Below are the records; reproduce all of them exactly but without any images.

(Data records)
════════════════════
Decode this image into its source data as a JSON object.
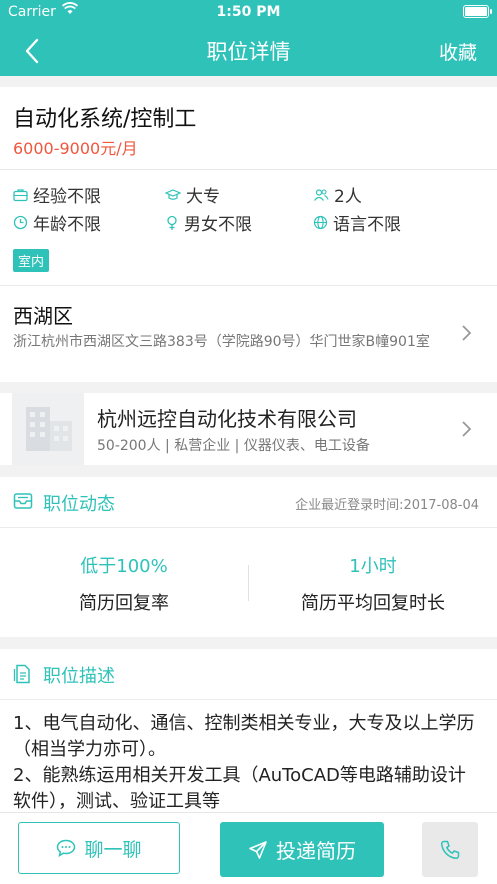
{
  "status_bar": {
    "carrier": "Carrier",
    "time": "1:50 PM"
  },
  "nav": {
    "title": "职位详情",
    "favorite_label": "收藏",
    "back_icon": "chevron-left-icon"
  },
  "job": {
    "title": "自动化系统/控制工",
    "salary": "6000-9000元/月",
    "requirements": [
      {
        "icon": "briefcase-icon",
        "text": "经验不限"
      },
      {
        "icon": "graduation-cap-icon",
        "text": "大专"
      },
      {
        "icon": "people-icon",
        "text": "2人"
      },
      {
        "icon": "clock-icon",
        "text": "年龄不限"
      },
      {
        "icon": "gender-icon",
        "text": "男女不限"
      },
      {
        "icon": "globe-icon",
        "text": "语言不限"
      }
    ],
    "tag": "室内"
  },
  "address": {
    "district": "西湖区",
    "detail": "浙江杭州市西湖区文三路383号（学院路90号）华门世家B幢901室"
  },
  "company": {
    "name": "杭州远控自动化技术有限公司",
    "info": "50-200人 | 私营企业 | 仪器仪表、电工设备"
  },
  "dynamics": {
    "title": "职位动态",
    "login_time": "企业最近登录时间:2017-08-04",
    "stats": [
      {
        "value": "低于100%",
        "label": "简历回复率"
      },
      {
        "value": "1小时",
        "label": "简历平均回复时长"
      }
    ]
  },
  "description": {
    "title": "职位描述",
    "lines": [
      "1、电气自动化、通信、控制类相关专业，大专及以上学历（相当学力亦可）。",
      "2、能熟练运用相关开发工具（AuToCAD等电路辅助设计软件），测试、验证工具等"
    ]
  },
  "bottom_bar": {
    "chat_label": "聊一聊",
    "apply_label": "投递简历"
  },
  "colors": {
    "accent": "#2fc2b9",
    "salary": "#f0563d"
  }
}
════════════════════
[Response below]:
Decode this image into its source data as a JSON object.
{
  "status_bar": {
    "carrier": "Carrier",
    "time": "1:50 PM"
  },
  "nav": {
    "title": "职位详情",
    "favorite_label": "收藏",
    "back_icon": "chevron-left-icon"
  },
  "job": {
    "title": "自动化系统/控制工",
    "salary": "6000-9000元/月",
    "requirements": [
      {
        "icon": "briefcase-icon",
        "text": "经验不限"
      },
      {
        "icon": "graduation-cap-icon",
        "text": "大专"
      },
      {
        "icon": "people-icon",
        "text": "2人"
      },
      {
        "icon": "clock-icon",
        "text": "年龄不限"
      },
      {
        "icon": "gender-icon",
        "text": "男女不限"
      },
      {
        "icon": "globe-icon",
        "text": "语言不限"
      }
    ],
    "tag": "室内"
  },
  "address": {
    "district": "西湖区",
    "detail": "浙江杭州市西湖区文三路383号（学院路90号）华门世家B幢901室"
  },
  "company": {
    "name": "杭州远控自动化技术有限公司",
    "info": "50-200人 | 私营企业 | 仪器仪表、电工设备"
  },
  "dynamics": {
    "title": "职位动态",
    "login_time": "企业最近登录时间:2017-08-04",
    "stats": [
      {
        "value": "低于100%",
        "label": "简历回复率"
      },
      {
        "value": "1小时",
        "label": "简历平均回复时长"
      }
    ]
  },
  "description": {
    "title": "职位描述",
    "lines": [
      "1、电气自动化、通信、控制类相关专业，大专及以上学历（相当学力亦可）。",
      "2、能熟练运用相关开发工具（AuToCAD等电路辅助设计软件），测试、验证工具等"
    ]
  },
  "bottom_bar": {
    "chat_label": "聊一聊",
    "apply_label": "投递简历"
  },
  "colors": {
    "accent": "#2fc2b9",
    "salary": "#f0563d"
  }
}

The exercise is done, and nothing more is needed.